[Annotated element entries]
>> Begin

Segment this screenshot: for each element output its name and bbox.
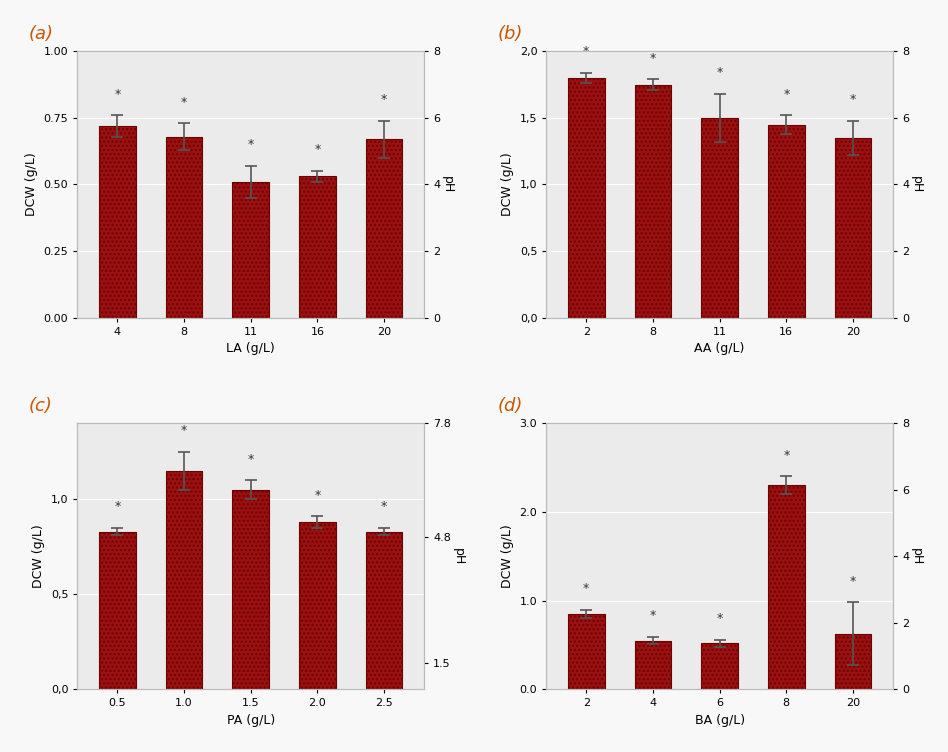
Text: *: * [314, 489, 320, 502]
Bar [99, 532, 136, 690]
Bar [702, 643, 738, 690]
Text: *: * [649, 609, 656, 623]
Text: *: * [247, 138, 254, 151]
Text: *: * [649, 52, 656, 65]
Bar [99, 126, 136, 317]
Bar [366, 139, 402, 317]
Text: *: * [849, 93, 856, 106]
Text: *: * [583, 45, 590, 58]
Bar [634, 85, 671, 317]
Text: (d): (d) [498, 396, 523, 414]
Bar [768, 125, 805, 317]
Y-axis label: DCW (g/L): DCW (g/L) [501, 524, 514, 588]
Text: *: * [849, 575, 856, 588]
Y-axis label: pH: pH [910, 547, 923, 565]
Text: *: * [381, 93, 387, 106]
Bar [299, 522, 336, 690]
Text: *: * [717, 612, 722, 625]
Bar [634, 641, 671, 690]
Text: *: * [717, 66, 722, 79]
Text: *: * [783, 87, 790, 101]
Y-axis label: pH: pH [452, 547, 465, 565]
Text: *: * [381, 500, 387, 513]
Text: *: * [114, 87, 120, 101]
X-axis label: AA (g/L): AA (g/L) [695, 342, 745, 355]
Bar [702, 118, 738, 317]
X-axis label: BA (g/L): BA (g/L) [695, 714, 745, 727]
Y-axis label: DCW (g/L): DCW (g/L) [32, 524, 46, 588]
Text: *: * [314, 144, 320, 156]
Text: *: * [583, 582, 590, 595]
Y-axis label: pH: pH [910, 176, 923, 193]
Text: *: * [114, 500, 120, 513]
Y-axis label: DCW (g/L): DCW (g/L) [501, 153, 514, 217]
Text: *: * [181, 424, 187, 437]
Bar [232, 182, 269, 317]
X-axis label: PA (g/L): PA (g/L) [227, 714, 275, 727]
Bar [366, 532, 402, 690]
Y-axis label: DCW (g/L): DCW (g/L) [25, 153, 38, 217]
Y-axis label: pH: pH [441, 176, 454, 193]
Bar [166, 471, 202, 690]
Bar [299, 177, 336, 317]
Text: *: * [783, 449, 790, 462]
Text: (b): (b) [498, 25, 523, 43]
Text: (c): (c) [28, 396, 53, 414]
X-axis label: LA (g/L): LA (g/L) [227, 342, 275, 355]
Text: (a): (a) [28, 25, 54, 43]
Text: *: * [181, 96, 187, 108]
Bar [232, 490, 269, 690]
Text: *: * [247, 453, 254, 465]
Bar [166, 137, 202, 317]
Bar [834, 633, 871, 690]
Bar [568, 78, 605, 317]
Bar [568, 614, 605, 690]
Bar [834, 138, 871, 317]
Bar [768, 485, 805, 690]
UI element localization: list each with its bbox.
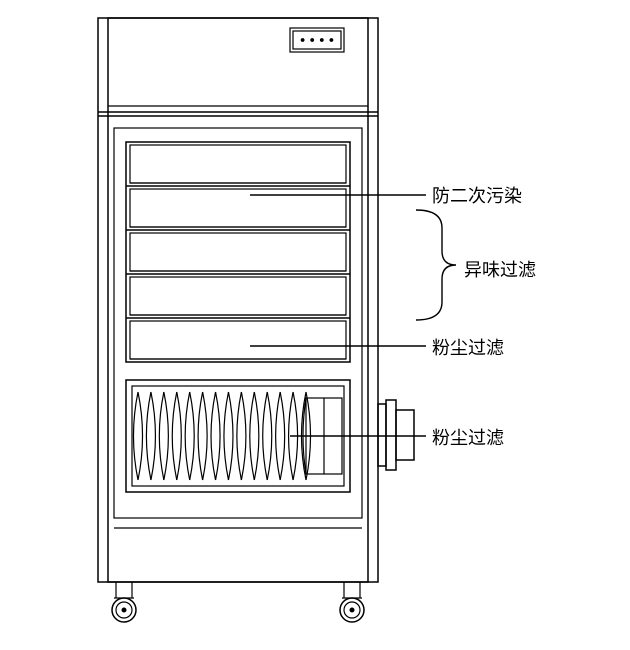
label-1: 防二次污染 [432,182,522,208]
label-3: 粉尘过滤 [432,334,504,360]
label-4: 粉尘过滤 [432,424,504,450]
diagram-svg [0,0,630,650]
label-2: 异味过滤 [464,256,536,282]
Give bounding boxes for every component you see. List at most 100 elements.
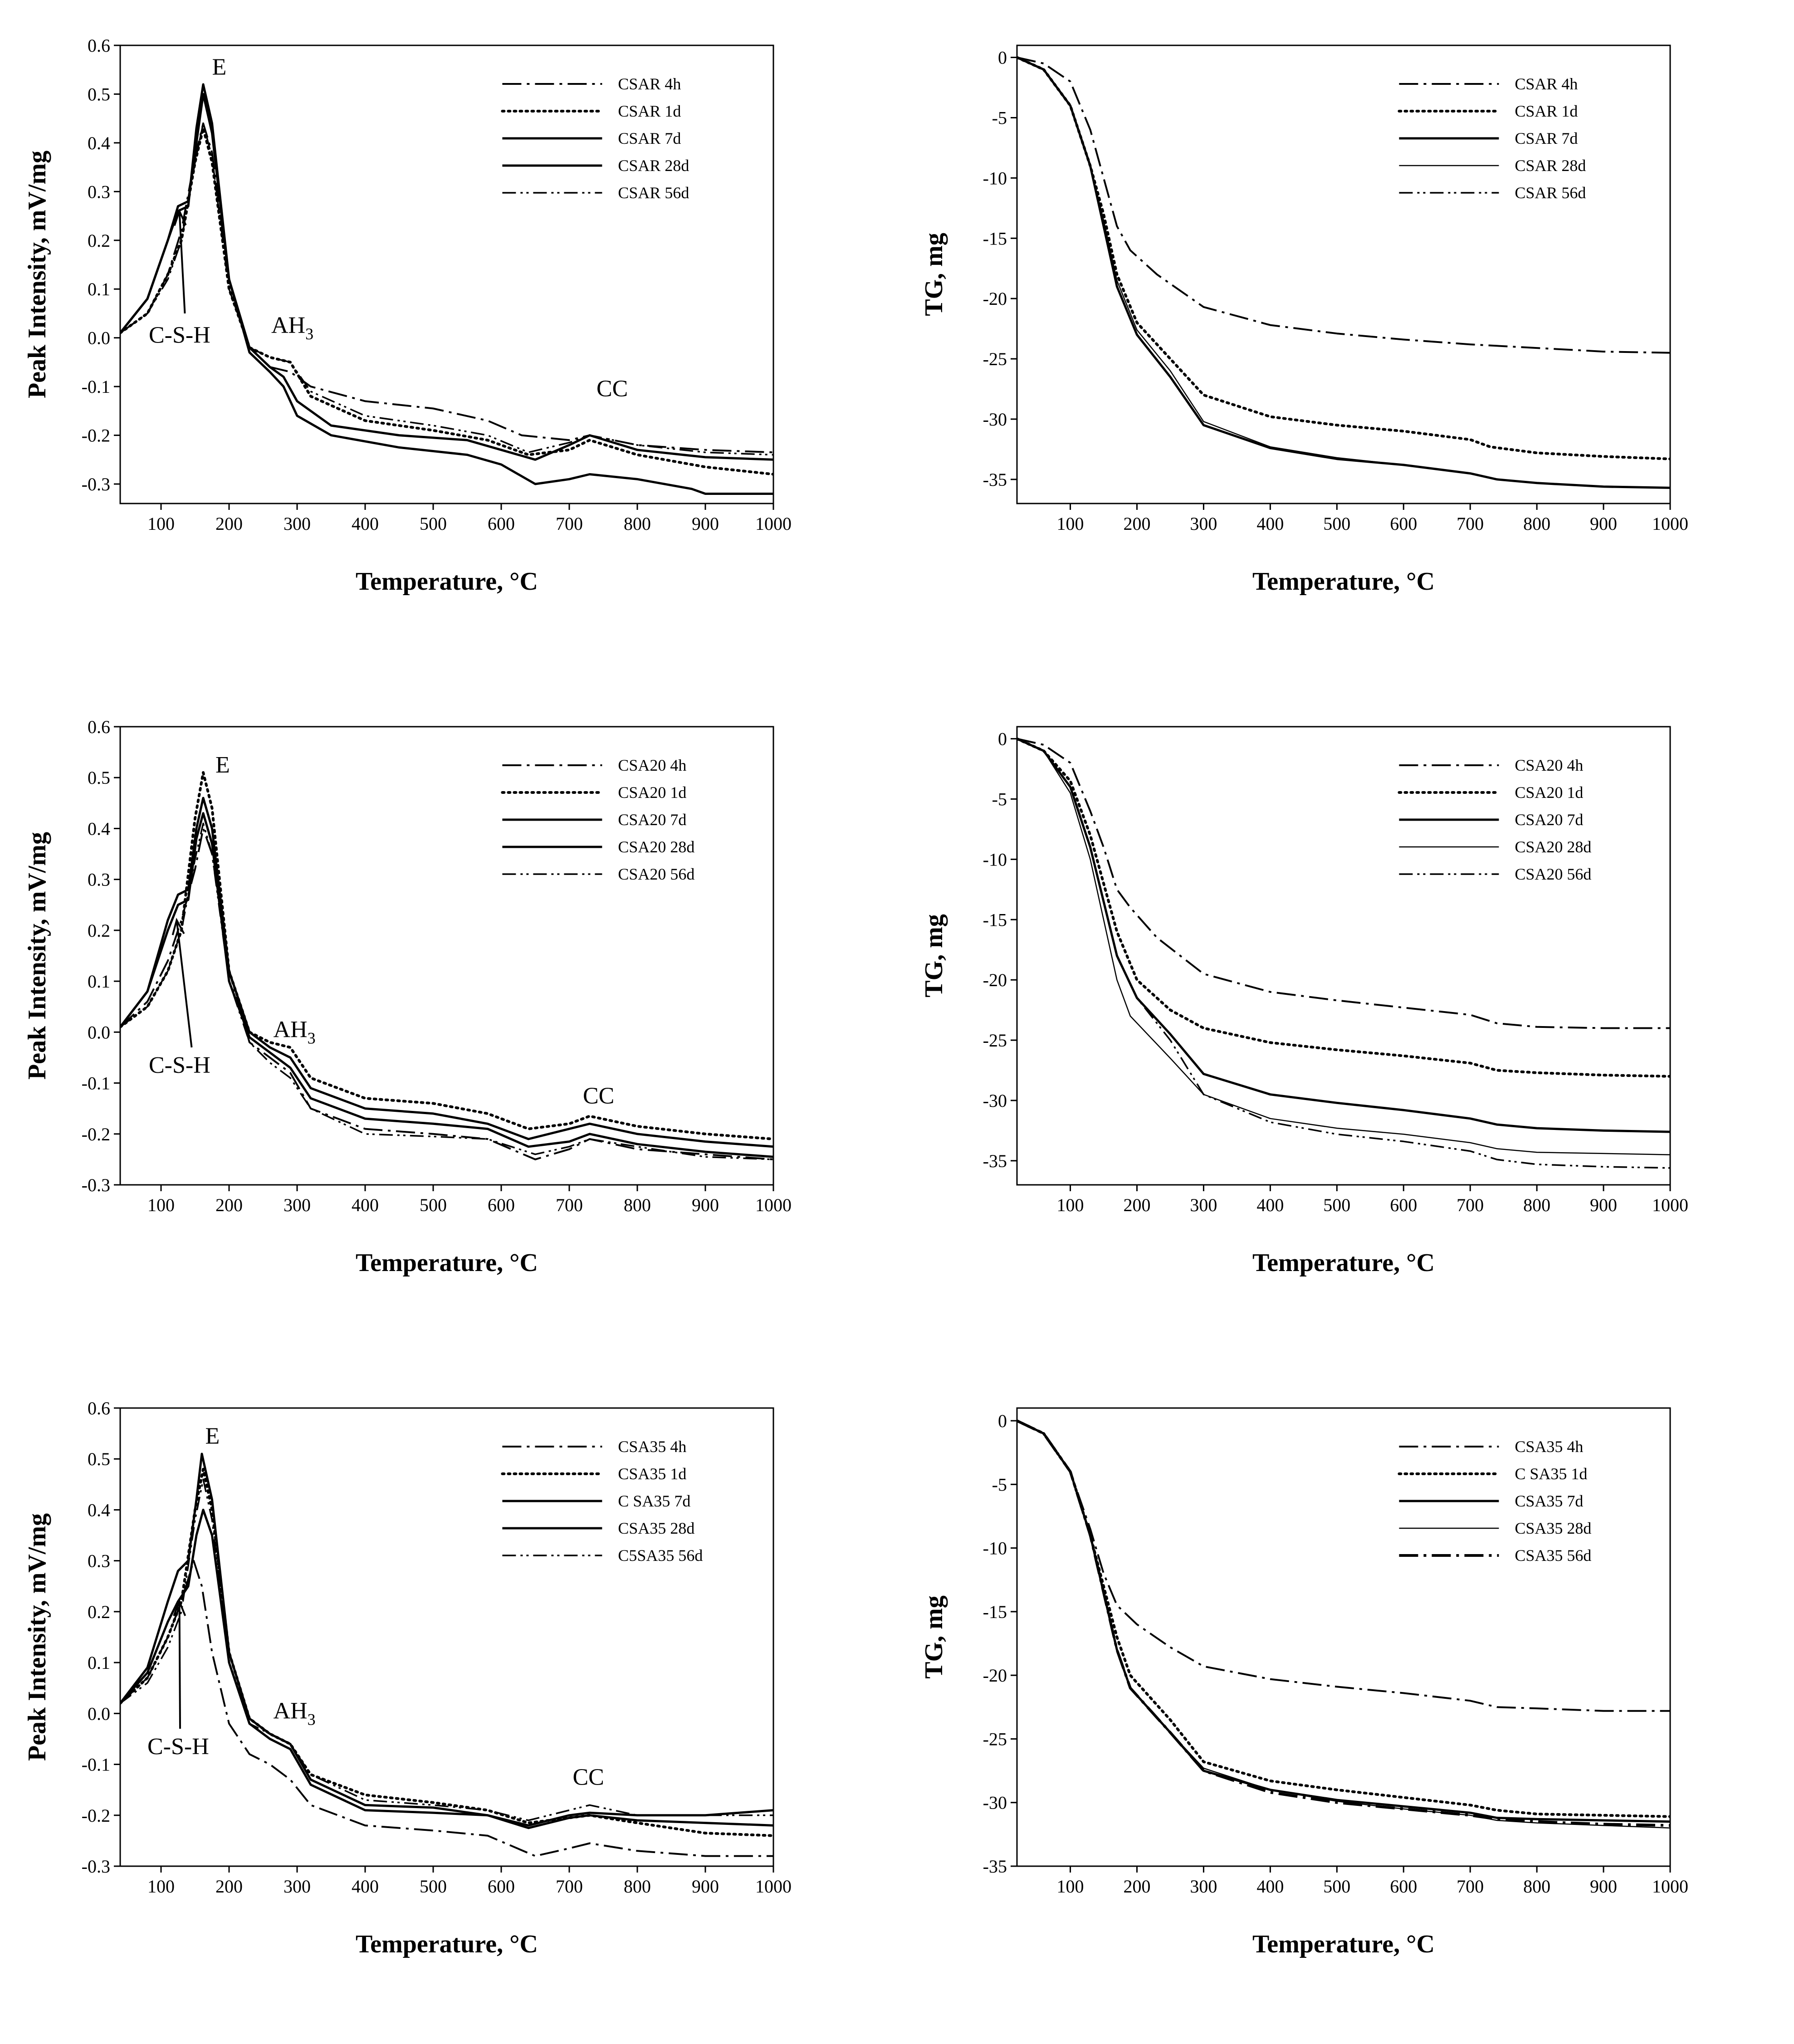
legend-label: CSA20 1d [618,783,686,802]
annotation-label: C-S-H [149,1052,210,1078]
y-tick-label: -5 [992,789,1007,809]
x-tick-label: 100 [1057,1876,1084,1897]
series-line-5 [120,1478,773,1821]
x-tick: 300 [1190,1185,1217,1215]
x-tick: 1000 [755,504,792,534]
series-line-4 [1017,57,1670,489]
y-tick: -0.3 [82,1856,120,1877]
y-tick-label: 0.0 [88,1022,110,1042]
y-tick-label: -5 [992,1474,1007,1495]
y-tick-label: -25 [983,349,1007,369]
x-tick-label: 500 [420,1195,447,1215]
x-tick: 100 [1057,1866,1084,1897]
x-tick: 100 [147,1185,175,1215]
x-tick-label: 700 [556,1195,583,1215]
annotation-text: CC [583,1083,614,1109]
chart-dta-csar: 100 200 300 400 500 600 700 800 900 1000 0.6 0.5 0.4… [23,35,792,596]
csh-arrow-head [171,918,185,935]
legend-label: CSA20 7d [618,811,686,829]
x-tick-label: 600 [488,1876,515,1897]
y-tick-label: 0 [998,1411,1007,1431]
x-tick: 200 [215,1185,243,1215]
y-tick: -10 [983,1538,1017,1559]
x-tick: 500 [1323,504,1350,534]
y-tick: -25 [983,1030,1017,1051]
legend-label: CSA20 4h [618,756,686,774]
y-tick: -0.2 [82,1124,120,1144]
x-tick-label: 100 [147,1195,175,1215]
x-tick-label: 200 [215,1195,243,1215]
annotation-label: E [212,54,227,80]
x-tick: 600 [1390,504,1417,534]
annotation-label: AH3 [274,1017,316,1047]
y-tick-label: 0.4 [88,133,110,153]
x-tick: 1000 [755,1185,792,1215]
legend-label: CSAR 1d [618,102,681,120]
annotation-text: AH [271,313,305,338]
y-tick: -25 [983,349,1017,369]
x-tick: 500 [1323,1866,1350,1897]
y-tick-label: -10 [983,849,1007,870]
csh-arrow-head [173,1599,186,1616]
annotation-text: C-S-H [147,1734,209,1760]
annotation-text: C-S-H [149,322,210,348]
legend-label: CSAR 4h [1515,75,1578,93]
legend-label: CSA20 1d [1515,783,1583,802]
x-tick: 500 [420,1185,447,1215]
y-tick-label: -0.1 [82,1755,110,1775]
x-tick-label: 800 [1523,1876,1550,1897]
x-tick-label: 1000 [755,1195,792,1215]
y-tick: -15 [983,910,1017,930]
y-tick: 0 [998,729,1017,749]
x-tick: 300 [1190,1866,1217,1897]
legend: CSAR 4h CSAR 1d CSAR 7d CSAR 28d CSAR 56d [501,75,689,202]
series-line-1 [1017,56,1670,354]
y-tick: 0.4 [88,1500,120,1520]
legend-label: CSAR 56d [1515,184,1586,202]
x-tick-label: 600 [1390,1876,1417,1897]
x-tick: 400 [1256,1866,1284,1897]
y-tick-label: -0.3 [82,1175,110,1195]
x-tick-label: 900 [692,1876,719,1897]
x-tick-label: 300 [284,1195,311,1215]
y-tick: 0 [998,1411,1017,1431]
y-tick: 0.2 [88,1602,120,1622]
panel-dta-csar: 100 200 300 400 500 600 700 800 900 1000 0.6 0.5 0.4… [0,0,897,681]
y-tick: -15 [983,1602,1017,1622]
x-tick: 100 [1057,504,1084,534]
y-tick: 0.6 [88,35,120,56]
y-tick-label: -20 [983,1665,1007,1686]
x-tick: 800 [624,1866,651,1897]
annotation-text: E [205,1423,220,1449]
x-tick: 200 [1123,504,1150,534]
annotation-text: CC [596,376,628,402]
panel-tg-csa35: 100 200 300 400 500 600 700 800 900 1000 0 -5 -10 -15… [897,1363,1794,2044]
x-tick-label: 300 [1190,513,1217,534]
csh-arrow [176,920,193,1048]
x-tick-label: 900 [1590,1876,1617,1897]
series-group [120,1452,773,1857]
x-tick: 700 [556,504,583,534]
x-tick-label: 800 [624,513,651,534]
panel-tg-csa20: 100 200 300 400 500 600 700 800 900 1000 0 -5 -10 -15… [897,681,1794,1363]
y-tick: -0.3 [82,1175,120,1195]
legend-label: CSAR 56d [618,184,689,202]
y-tick-label: -0.3 [82,474,110,494]
x-tick-label: 300 [1190,1195,1217,1215]
annotation-label: AH3 [274,1698,316,1729]
y-tick-label: 0.3 [88,870,110,890]
y-tick-label: 0 [998,729,1007,749]
series-group [120,771,773,1160]
legend: CSA20 4h CSA20 1d CSA20 7d CSA20 28d CSA20 5… [501,756,694,883]
annotation-text: C-S-H [149,1052,210,1078]
x-tick-label: 1000 [755,513,792,534]
y-tick: -30 [983,409,1017,430]
y-tick-label: 0.4 [88,1500,110,1520]
y-tick-label: -15 [983,228,1007,249]
x-tick-label: 900 [1590,513,1617,534]
x-tick: 400 [1256,1185,1284,1215]
y-tick: 0.1 [88,279,120,299]
legend: CSA35 4h CSA35 1d C SA35 7d CSA35 28d C5SA35… [501,1438,703,1565]
y-axis-title: Peak Intensity, mV/mg [23,151,51,398]
y-tick-label: 0.6 [88,717,110,737]
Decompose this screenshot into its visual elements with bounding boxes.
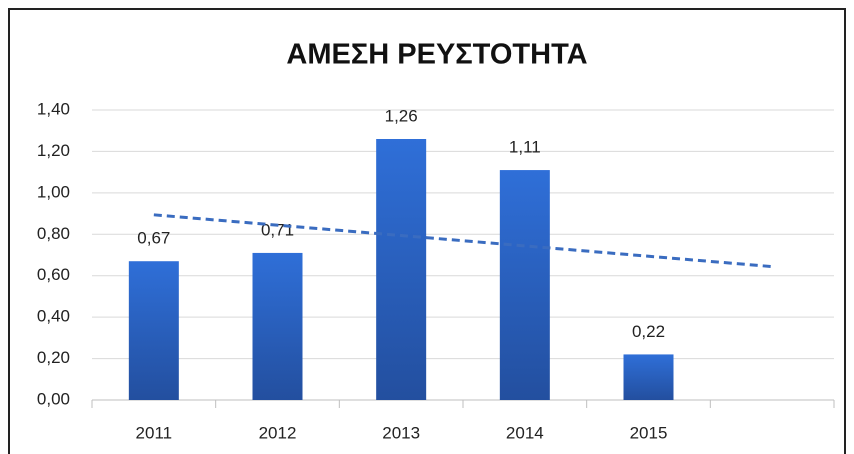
bar	[376, 139, 427, 400]
y-tick-label: 1,40	[37, 99, 70, 118]
bar	[623, 354, 674, 400]
value-label: 0,71	[261, 220, 294, 239]
bar	[252, 252, 303, 400]
value-label: 0,22	[632, 322, 665, 341]
chart-title: ΑΜΕΣΗ ΡΕΥΣΤΟΤΗΤΑ	[286, 39, 587, 71]
x-tick-label: 2013	[382, 423, 420, 442]
y-tick-label: 0,40	[37, 307, 70, 326]
y-tick-label: 0,00	[37, 389, 70, 408]
y-tick-label: 0,60	[37, 265, 70, 284]
y-tick-label: 1,20	[37, 141, 70, 160]
value-label: 0,67	[137, 229, 170, 248]
bar	[128, 261, 179, 400]
x-tick-label: 2012	[259, 423, 297, 442]
bar	[499, 170, 550, 400]
y-tick-label: 0,20	[37, 348, 70, 367]
x-tick-label: 2015	[630, 423, 668, 442]
x-tick-label: 2011	[136, 423, 173, 442]
y-tick-label: 0,80	[37, 224, 70, 243]
value-label: 1,26	[385, 106, 418, 125]
value-label: 1,11	[509, 138, 541, 157]
x-tick-label: 2014	[506, 423, 544, 442]
y-tick-label: 1,00	[37, 182, 70, 201]
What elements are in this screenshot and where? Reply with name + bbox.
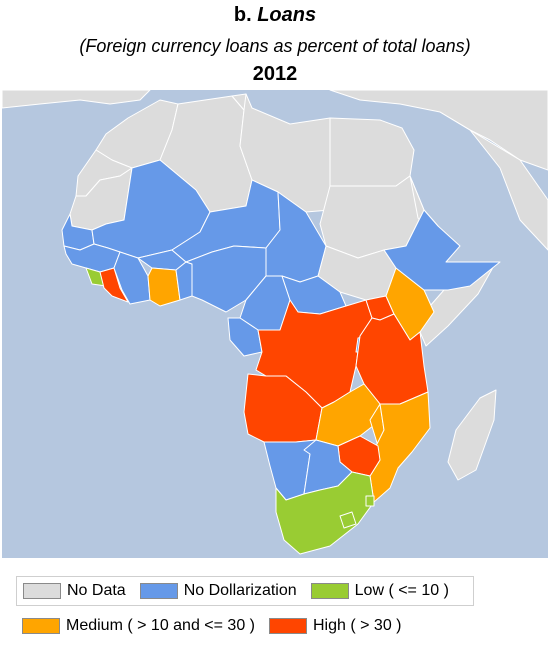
legend-row-1: No Data No Dollarization Low ( <= 10 )	[16, 576, 474, 606]
region-europe-west	[2, 90, 151, 109]
legend-swatch-no-dollarization	[139, 583, 178, 599]
region-ghana	[147, 267, 181, 307]
legend-item-no-data: No Data	[23, 582, 126, 600]
region-south-africa	[275, 471, 375, 555]
legend-label-no-data: No Data	[67, 582, 126, 599]
legend-item-low: Low ( <= 10 )	[310, 582, 449, 600]
region-cote-divoire	[113, 251, 151, 305]
region-ethiopia	[383, 209, 501, 291]
legend-swatch-low	[310, 583, 349, 599]
legend-label-no-dollarization: No Dollarization	[183, 582, 297, 599]
map-area	[2, 90, 548, 558]
title-prefix: b.	[233, 4, 252, 26]
map-subtitle: (Foreign currency loans as percent of to…	[79, 36, 471, 56]
legend-label-low: Low ( <= 10 )	[354, 582, 449, 599]
legend-item-medium: Medium ( > 10 and <= 30 )	[22, 617, 255, 635]
legend-label-high: High ( > 30 )	[313, 617, 402, 634]
region-swaziland	[365, 495, 375, 507]
title-name: Loans	[257, 4, 317, 26]
legend-item-high: High ( > 30 )	[269, 617, 401, 635]
region-middle-east	[329, 90, 548, 171]
region-arabia	[439, 111, 548, 251]
map-year: 2012	[252, 63, 298, 85]
legend-item-no-dollarization: No Dollarization	[139, 582, 297, 600]
map-legend: No Data No Dollarization Low ( <= 10 ) M…	[16, 572, 516, 642]
region-lesotho	[339, 511, 357, 529]
legend-swatch-medium	[22, 618, 60, 634]
legend-swatch-no-data	[23, 583, 61, 599]
legend-row-2: Medium ( > 10 and <= 30 ) High ( > 30 )	[16, 612, 425, 640]
region-egypt	[329, 117, 415, 187]
region-madagascar	[447, 389, 497, 481]
legend-swatch-high	[269, 618, 307, 634]
africa-map	[2, 90, 548, 558]
legend-label-medium: Medium ( > 10 and <= 30 )	[66, 617, 255, 634]
map-title: b. Loans	[0, 4, 550, 27]
region-somalia	[419, 261, 497, 347]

>> End

§ **What you have to do**
Reproduce everything from the line containing "139, 427, 400]" down to the line containing "What elements are", including both of those lines, without any alteration.

§ **Result**
bar	[376, 139, 427, 400]
y-tick-label: 1,40	[37, 99, 70, 118]
bar	[623, 354, 674, 400]
value-label: 0,71	[261, 220, 294, 239]
bar	[252, 252, 303, 400]
value-label: 0,22	[632, 322, 665, 341]
chart-title: ΑΜΕΣΗ ΡΕΥΣΤΟΤΗΤΑ	[286, 39, 587, 71]
x-tick-label: 2013	[382, 423, 420, 442]
y-tick-label: 0,40	[37, 307, 70, 326]
y-tick-label: 0,00	[37, 389, 70, 408]
y-tick-label: 0,60	[37, 265, 70, 284]
y-tick-label: 1,20	[37, 141, 70, 160]
value-label: 0,67	[137, 229, 170, 248]
bar	[128, 261, 179, 400]
x-tick-label: 2012	[259, 423, 297, 442]
bar	[499, 170, 550, 400]
y-tick-label: 0,20	[37, 348, 70, 367]
x-tick-label: 2015	[630, 423, 668, 442]
x-tick-label: 2011	[136, 423, 173, 442]
y-tick-label: 0,80	[37, 224, 70, 243]
value-label: 1,26	[385, 106, 418, 125]
value-label: 1,11	[509, 138, 541, 157]
x-tick-label: 2014	[506, 423, 544, 442]
y-tick-label: 1,00	[37, 182, 70, 201]
What elements are in this screenshot and where? Reply with name + bbox.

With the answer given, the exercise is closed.